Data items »

□ □ □ □ □

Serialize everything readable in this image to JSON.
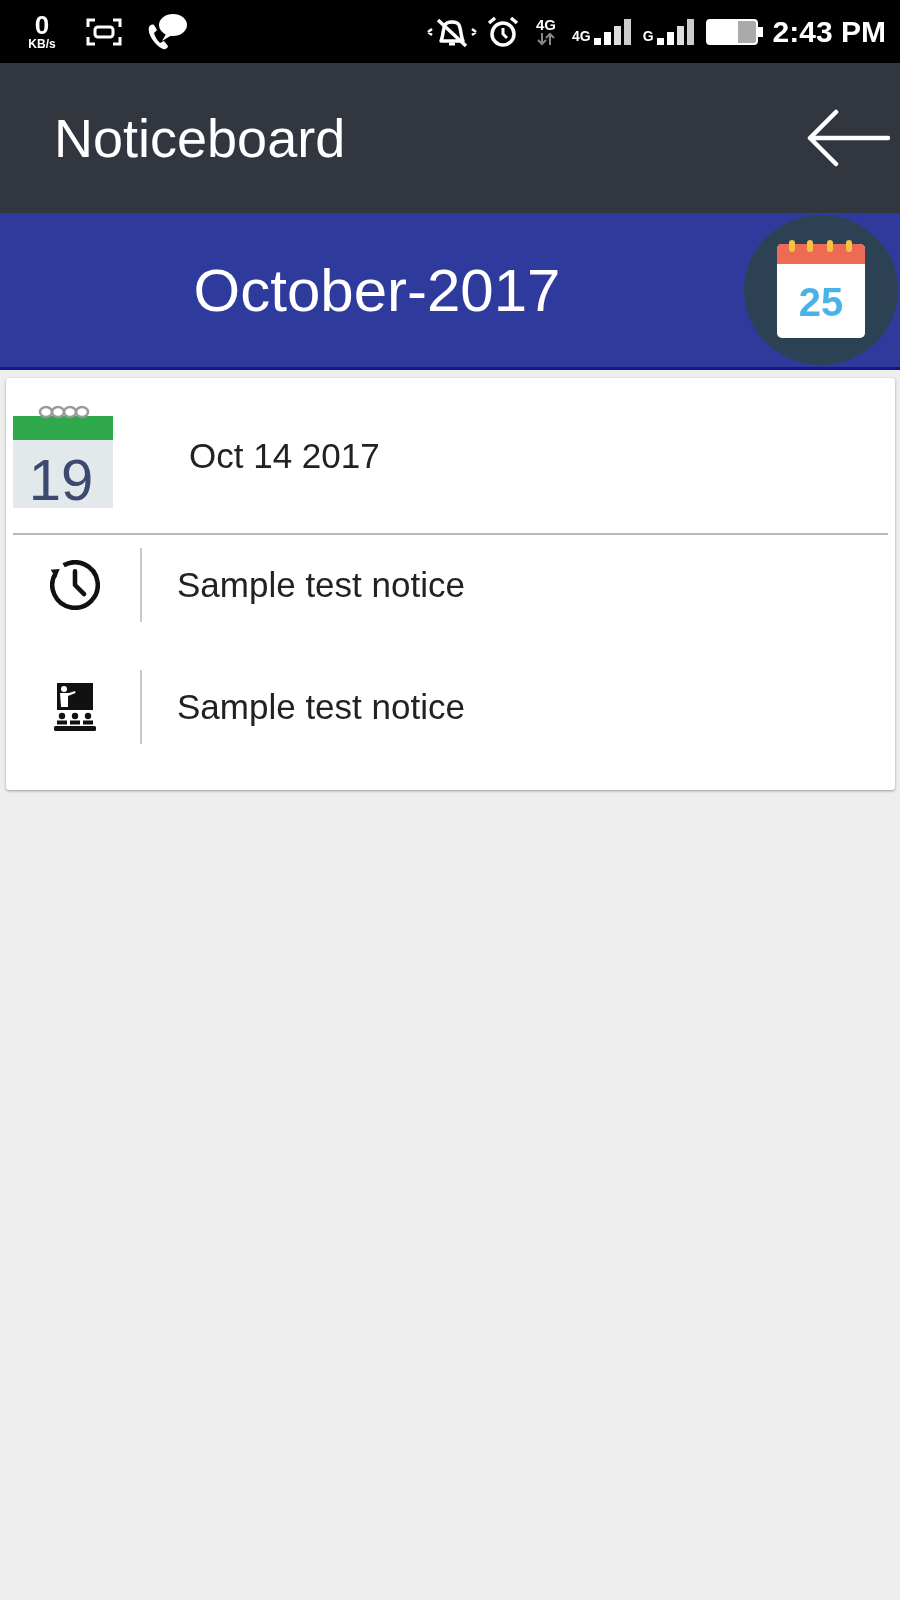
{
  "status_bar": {
    "data_speed": {
      "value": "0",
      "unit": "KB/s"
    },
    "volte_label": "4G",
    "sims": [
      {
        "network": "4G"
      },
      {
        "network": "G"
      }
    ],
    "time": "2:43 PM"
  },
  "app_bar": {
    "title": "Noticeboard"
  },
  "month_bar": {
    "month": "October-2017",
    "calendar_day": "25"
  },
  "notices": [
    {
      "calendar_day": "19",
      "date": "Oct 14 2017",
      "items": [
        {
          "kind": "schedule",
          "text": "Sample test notice"
        },
        {
          "kind": "classroom",
          "text": "Sample test notice"
        }
      ]
    }
  ]
}
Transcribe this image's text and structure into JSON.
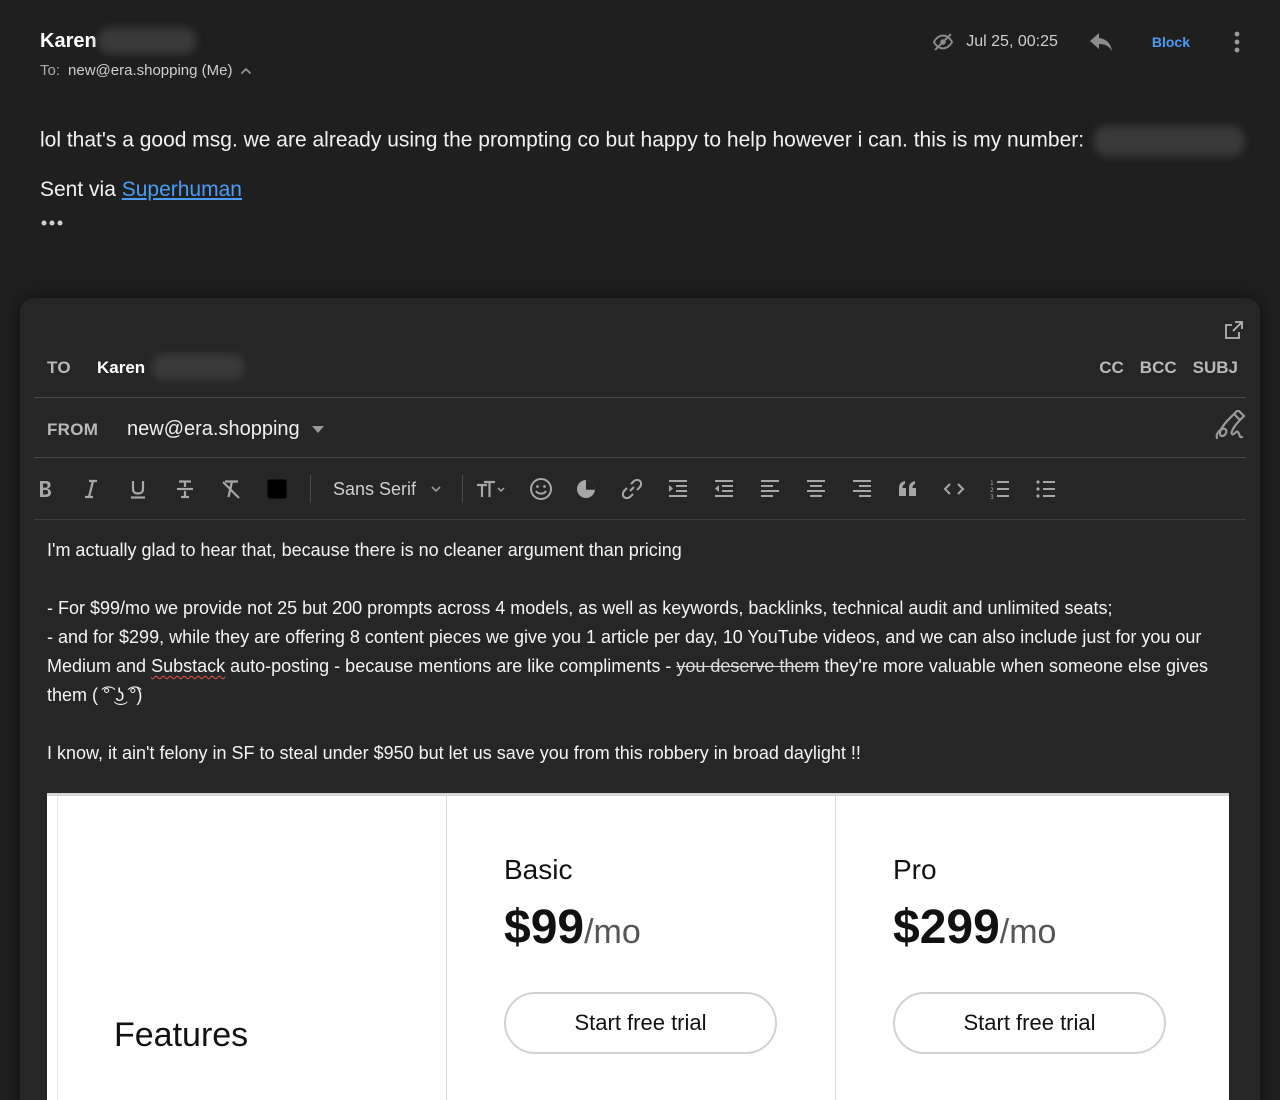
{
  "message": {
    "sender_first_name": "Karen",
    "to_label": "To:",
    "to_value": "new@era.shopping (Me)",
    "date": "Jul 25, 00:25",
    "block_label": "Block",
    "body_text": "lol that's a good msg. we are already using the prompting co but happy to help however i can. this is my number:",
    "sent_via_prefix": "Sent via ",
    "sent_via_link": "Superhuman",
    "icons": [
      "eye-off-icon",
      "reply-icon",
      "more-vertical-icon",
      "chevron-up-icon",
      "ellipsis-icon"
    ]
  },
  "compose": {
    "to_label": "TO",
    "to_name": "Karen",
    "cc_label": "CC",
    "bcc_label": "BCC",
    "subj_label": "SUBJ",
    "from_label": "FROM",
    "from_value": "new@era.shopping",
    "font_family_label": "Sans Serif",
    "text_color": "#000000",
    "body": {
      "p1": "I'm actually glad to hear that, because there is no cleaner argument than pricing",
      "p2": "- For $99/mo we provide not 25 but 200 prompts across 4 models, as well as keywords, backlinks, technical audit and unlimited seats;",
      "p3_a": "- and for $299, while they are offering 8 content pieces we give you 1 article per day, 10 YouTube videos, and we can also include just for you our Medium and ",
      "p3_spell": "Substack",
      "p3_b": " auto-posting - because mentions are like compliments - ",
      "p3_strike": "you deserve them",
      "p3_c": " they're more valuable when someone else gives them ( ͡° ͜ʖ ͡°)",
      "p4": "I know, it ain't felony in SF to steal under $950 but let us save you from this robbery in broad daylight !!"
    }
  },
  "pricing": {
    "features_title": "Features",
    "plans": [
      {
        "name": "Basic",
        "price": "$99",
        "period": "/mo",
        "cta": "Start free trial"
      },
      {
        "name": "Pro",
        "price": "$299",
        "period": "/mo",
        "cta": "Start free trial"
      }
    ]
  },
  "colors": {
    "background": "#1f1f1f",
    "compose_background": "#262626",
    "link": "#4b9cf5"
  }
}
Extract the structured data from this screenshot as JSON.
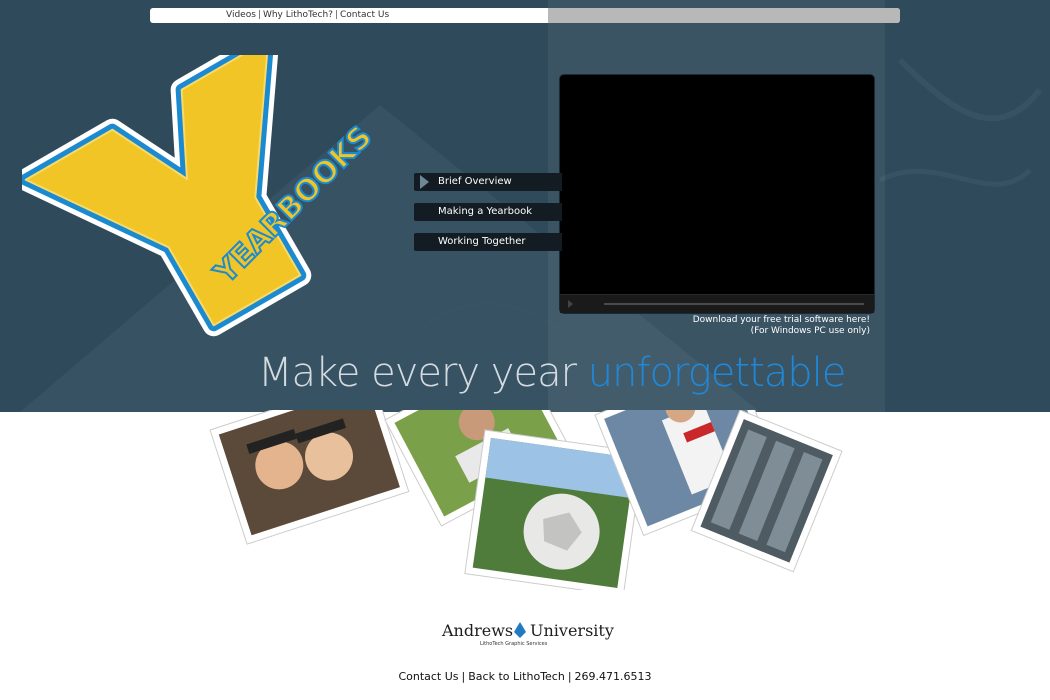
{
  "topnav": {
    "videos": "Videos",
    "why": "Why LithoTech?",
    "contact": "Contact Us",
    "sep": "|"
  },
  "logo": {
    "letter": "Y",
    "word": "YEARBOOKS"
  },
  "menu": [
    {
      "label": "Brief Overview",
      "active": true
    },
    {
      "label": "Making a Yearbook",
      "active": false
    },
    {
      "label": "Working Together",
      "active": false
    }
  ],
  "download": {
    "line1": "Download your free trial software here!",
    "line2": "(For Windows PC use only)"
  },
  "tagline": {
    "part1": "Make every year ",
    "part2": "unforgettable"
  },
  "university": {
    "name_left": "Andrews",
    "name_right": "University",
    "sub": "LithoTech Graphic Services"
  },
  "footer": {
    "contact": "Contact Us",
    "back": "Back to LithoTech",
    "phone": "269.471.6513",
    "sep": "|"
  },
  "colors": {
    "hero": "#2f4a5b",
    "accent_blue": "#1f88d8",
    "logo_yellow": "#f2c526",
    "logo_blue": "#1b8ad0"
  }
}
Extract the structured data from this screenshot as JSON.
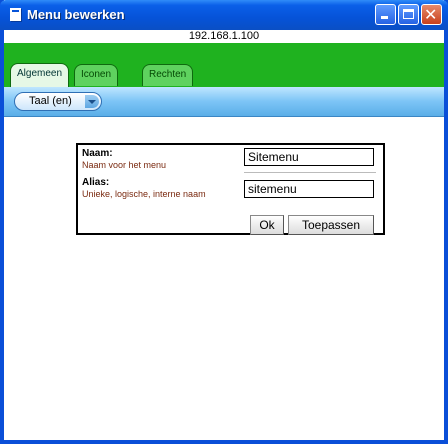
{
  "window": {
    "title": "Menu bewerken"
  },
  "address": "192.168.1.100",
  "tabs": [
    {
      "label": "Algemeen",
      "active": true
    },
    {
      "label": "Iconen",
      "active": false
    },
    {
      "label": "Rechten",
      "active": false
    }
  ],
  "toolbar": {
    "language_label": "Taal (en)"
  },
  "form": {
    "name_label": "Naam:",
    "name_hint": "Naam voor het menu",
    "name_value": "Sitemenu",
    "alias_label": "Alias:",
    "alias_hint": "Unieke, logische, interne naam",
    "alias_value": "sitemenu",
    "ok_label": "Ok",
    "apply_label": "Toepassen"
  },
  "colors": {
    "titlebar": "#0653d8",
    "tabband": "#1fb21f",
    "toolbar": "#7cc4f6"
  }
}
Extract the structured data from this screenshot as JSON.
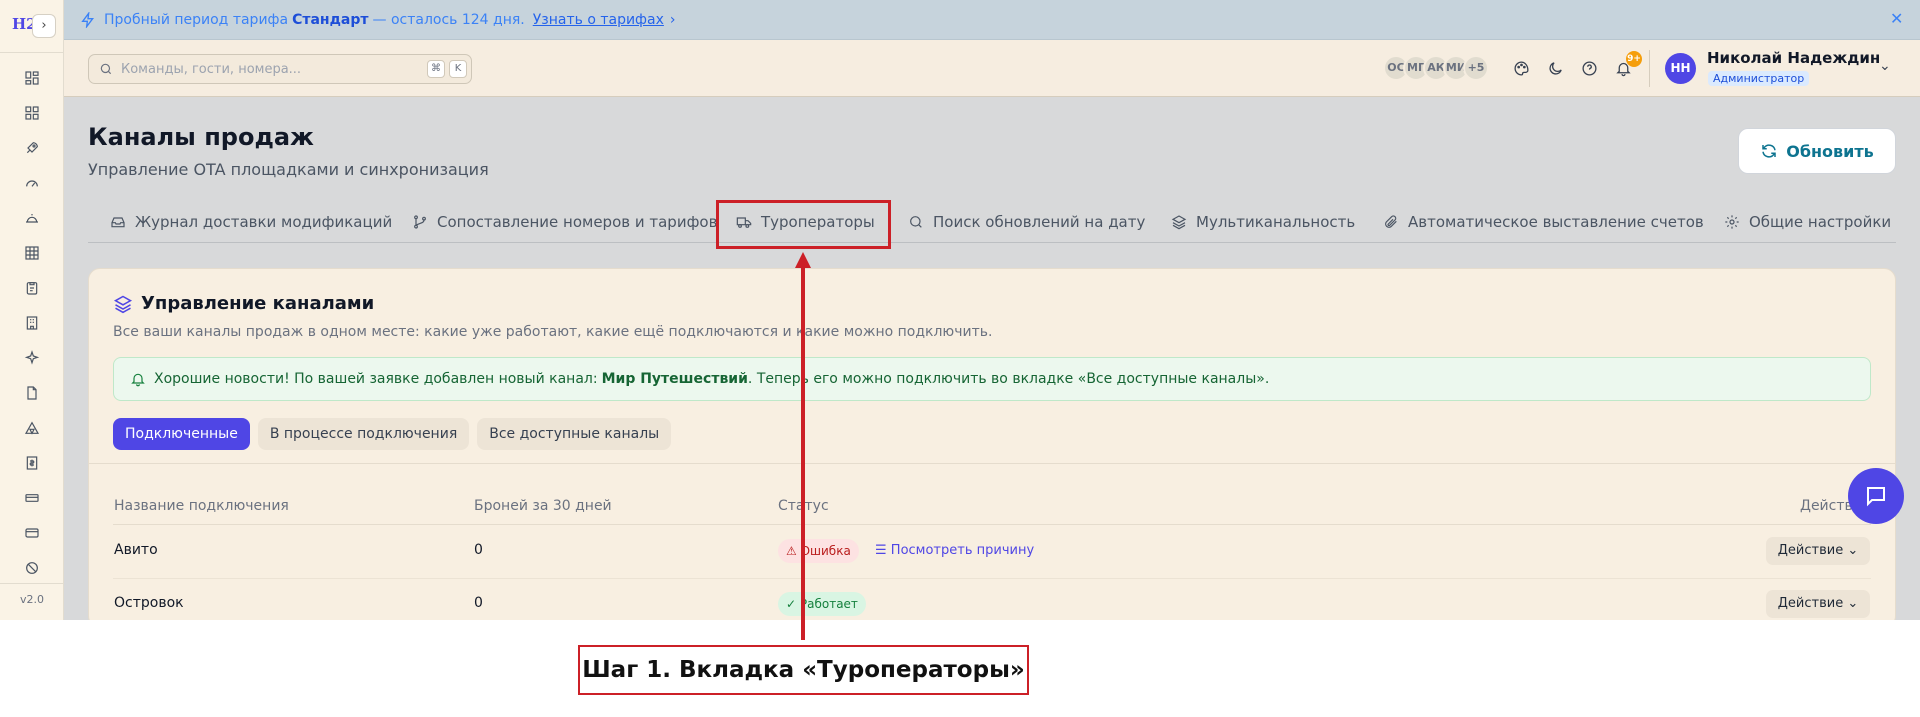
{
  "app": {
    "logo": "H2",
    "version": "v2.0"
  },
  "banner": {
    "prefix": "Пробный период тарифа",
    "plan": "Стандарт",
    "suffix": "— осталось 124 дня.",
    "link": "Узнать о тарифах"
  },
  "search": {
    "placeholder": "Команды, гости, номера...",
    "key1": "⌘",
    "key2": "K"
  },
  "header": {
    "avatars": [
      "ОС",
      "МГ",
      "АК",
      "МИ",
      "+5"
    ],
    "notif_count": "9+",
    "user_initials": "НН",
    "user_name": "Николай Надеждин",
    "user_role": "Администратор"
  },
  "page": {
    "title": "Каналы продаж",
    "subtitle": "Управление OTA площадками и синхронизация",
    "refresh": "Обновить"
  },
  "tabs": [
    {
      "label": "Журнал доставки модификаций",
      "icon": "inbox-icon"
    },
    {
      "label": "Сопоставление номеров и тарифов",
      "icon": "git-branch-icon"
    },
    {
      "label": "Туроператоры",
      "icon": "truck-icon"
    },
    {
      "label": "Поиск обновлений на дату",
      "icon": "search-icon"
    },
    {
      "label": "Мультиканальность",
      "icon": "layers-icon"
    },
    {
      "label": "Автоматическое выставление счетов",
      "icon": "paperclip-icon"
    },
    {
      "label": "Общие настройки",
      "icon": "gear-icon"
    }
  ],
  "card": {
    "title": "Управление каналами",
    "description": "Все ваши каналы продаж в одном месте: какие уже работают, какие ещё подключаются и какие можно подключить.",
    "notice_prefix": "Хорошие новости! По вашей заявке добавлен новый канал:",
    "notice_channel": "Мир Путешествий",
    "notice_suffix": ". Теперь его можно подключить во вкладке «Все доступные каналы».",
    "filters": [
      "Подключенные",
      "В процессе подключения",
      "Все доступные каналы"
    ]
  },
  "table": {
    "headers": [
      "Название подключения",
      "Броней за 30 дней",
      "Статус",
      "Действия"
    ],
    "rows": [
      {
        "name": "Авито",
        "bookings": "0",
        "status": "Ошибка",
        "status_type": "error",
        "reason": "Посмотреть причину",
        "action": "Действие"
      },
      {
        "name": "Островок",
        "bookings": "0",
        "status": "Работает",
        "status_type": "ok",
        "reason": "",
        "action": "Действие"
      }
    ]
  },
  "annotation": {
    "step": "Шаг 1. Вкладка «Туроператоры»"
  },
  "colors": {
    "accent": "#4f46e5",
    "annotation": "#cc2027",
    "banner_bg": "#c6d3dc"
  }
}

□ □ □ □ □

Repeat the material verbatim. Do not carry over any picture.

Serialize everything readable in this image to JSON.
{
  "status_bar": {
    "data_speed": {
      "value": "0",
      "unit": "KB/s"
    },
    "volte_label": "4G",
    "sims": [
      {
        "network": "4G"
      },
      {
        "network": "G"
      }
    ],
    "time": "2:43 PM"
  },
  "app_bar": {
    "title": "Noticeboard"
  },
  "month_bar": {
    "month": "October-2017",
    "calendar_day": "25"
  },
  "notices": [
    {
      "calendar_day": "19",
      "date": "Oct 14 2017",
      "items": [
        {
          "kind": "schedule",
          "text": "Sample test notice"
        },
        {
          "kind": "classroom",
          "text": "Sample test notice"
        }
      ]
    }
  ]
}
Transcribe this image's text and structure into JSON.
{
  "message": {
    "sender_first_name": "Karen",
    "to_label": "To:",
    "to_value": "new@era.shopping (Me)",
    "date": "Jul 25, 00:25",
    "block_label": "Block",
    "body_text": "lol that's a good msg. we are already using the prompting co but happy to help however i can. this is my number:",
    "sent_via_prefix": "Sent via ",
    "sent_via_link": "Superhuman",
    "icons": [
      "eye-off-icon",
      "reply-icon",
      "more-vertical-icon",
      "chevron-up-icon",
      "ellipsis-icon"
    ]
  },
  "compose": {
    "to_label": "TO",
    "to_name": "Karen",
    "cc_label": "CC",
    "bcc_label": "BCC",
    "subj_label": "SUBJ",
    "from_label": "FROM",
    "from_value": "new@era.shopping",
    "font_family_label": "Sans Serif",
    "text_color": "#000000",
    "body": {
      "p1": "I'm actually glad to hear that, because there is no cleaner argument than pricing",
      "p2": "- For $99/mo we provide not 25 but 200 prompts across 4 models, as well as keywords, backlinks, technical audit and unlimited seats;",
      "p3_a": "- and for $299, while they are offering 8 content pieces we give you 1 article per day, 10 YouTube videos, and we can also include just for you our Medium and ",
      "p3_spell": "Substack",
      "p3_b": " auto-posting - because mentions are like compliments - ",
      "p3_strike": "you deserve them",
      "p3_c": " they're more valuable when someone else gives them ( ͡° ͜ʖ ͡°)",
      "p4": "I know, it ain't felony in SF to steal under $950 but let us save you from this robbery in broad daylight !!"
    }
  },
  "pricing": {
    "features_title": "Features",
    "plans": [
      {
        "name": "Basic",
        "price": "$99",
        "period": "/mo",
        "cta": "Start free trial"
      },
      {
        "name": "Pro",
        "price": "$299",
        "period": "/mo",
        "cta": "Start free trial"
      }
    ]
  },
  "colors": {
    "background": "#1f1f1f",
    "compose_background": "#262626",
    "link": "#4b9cf5"
  }
}
Extract the structured data from this screenshot as JSON.
{
  "topnav": {
    "videos": "Videos",
    "why": "Why LithoTech?",
    "contact": "Contact Us",
    "sep": "|"
  },
  "logo": {
    "letter": "Y",
    "word": "YEARBOOKS"
  },
  "menu": [
    {
      "label": "Brief Overview",
      "active": true
    },
    {
      "label": "Making a Yearbook",
      "active": false
    },
    {
      "label": "Working Together",
      "active": false
    }
  ],
  "download": {
    "line1": "Download your free trial software here!",
    "line2": "(For Windows PC use only)"
  },
  "tagline": {
    "part1": "Make every year ",
    "part2": "unforgettable"
  },
  "university": {
    "name_left": "Andrews",
    "name_right": "University",
    "sub": "LithoTech Graphic Services"
  },
  "footer": {
    "contact": "Contact Us",
    "back": "Back to LithoTech",
    "phone": "269.471.6513",
    "sep": "|"
  },
  "colors": {
    "hero": "#2f4a5b",
    "accent_blue": "#1f88d8",
    "logo_yellow": "#f2c526",
    "logo_blue": "#1b8ad0"
  }
}
Extract the structured data from this screenshot as JSON.
{
  "window": {
    "title": "Menu bewerken"
  },
  "address": "192.168.1.100",
  "tabs": [
    {
      "label": "Algemeen",
      "active": true
    },
    {
      "label": "Iconen",
      "active": false
    },
    {
      "label": "Rechten",
      "active": false
    }
  ],
  "toolbar": {
    "language_label": "Taal (en)"
  },
  "form": {
    "name_label": "Naam:",
    "name_hint": "Naam voor het menu",
    "name_value": "Sitemenu",
    "alias_label": "Alias:",
    "alias_hint": "Unieke, logische, interne naam",
    "alias_value": "sitemenu",
    "ok_label": "Ok",
    "apply_label": "Toepassen"
  },
  "colors": {
    "titlebar": "#0653d8",
    "tabband": "#1fb21f",
    "toolbar": "#7cc4f6"
  }
}
Extract the structured data from this screenshot as JSON.
{
  "app": {
    "logo": "H2",
    "version": "v2.0"
  },
  "banner": {
    "prefix": "Пробный период тарифа",
    "plan": "Стандарт",
    "suffix": "— осталось 124 дня.",
    "link": "Узнать о тарифах"
  },
  "search": {
    "placeholder": "Команды, гости, номера...",
    "key1": "⌘",
    "key2": "K"
  },
  "header": {
    "avatars": [
      "ОС",
      "МГ",
      "АК",
      "МИ",
      "+5"
    ],
    "notif_count": "9+",
    "user_initials": "НН",
    "user_name": "Николай Надеждин",
    "user_role": "Администратор"
  },
  "page": {
    "title": "Каналы продаж",
    "subtitle": "Управление OTA площадками и синхронизация",
    "refresh": "Обновить"
  },
  "tabs": [
    {
      "label": "Журнал доставки модификаций",
      "icon": "inbox-icon"
    },
    {
      "label": "Сопоставление номеров и тарифов",
      "icon": "git-branch-icon"
    },
    {
      "label": "Туроператоры",
      "icon": "truck-icon"
    },
    {
      "label": "Поиск обновлений на дату",
      "icon": "search-icon"
    },
    {
      "label": "Мультиканальность",
      "icon": "layers-icon"
    },
    {
      "label": "Автоматическое выставление счетов",
      "icon": "paperclip-icon"
    },
    {
      "label": "Общие настройки",
      "icon": "gear-icon"
    }
  ],
  "card": {
    "title": "Управление каналами",
    "description": "Все ваши каналы продаж в одном месте: какие уже работают, какие ещё подключаются и какие можно подключить.",
    "notice_prefix": "Хорошие новости! По вашей заявке добавлен новый канал:",
    "notice_channel": "Мир Путешествий",
    "notice_suffix": ". Теперь его можно подключить во вкладке «Все доступные каналы».",
    "filters": [
      "Подключенные",
      "В процессе подключения",
      "Все доступные каналы"
    ]
  },
  "table": {
    "headers": [
      "Название подключения",
      "Броней за 30 дней",
      "Статус",
      "Действия"
    ],
    "rows": [
      {
        "name": "Авито",
        "bookings": "0",
        "status": "Ошибка",
        "status_type": "error",
        "reason": "Посмотреть причину",
        "action": "Действие"
      },
      {
        "name": "Островок",
        "bookings": "0",
        "status": "Работает",
        "status_type": "ok",
        "reason": "",
        "action": "Действие"
      }
    ]
  },
  "annotation": {
    "step": "Шаг 1. Вкладка «Туроператоры»"
  },
  "colors": {
    "accent": "#4f46e5",
    "annotation": "#cc2027",
    "banner_bg": "#c6d3dc"
  }
}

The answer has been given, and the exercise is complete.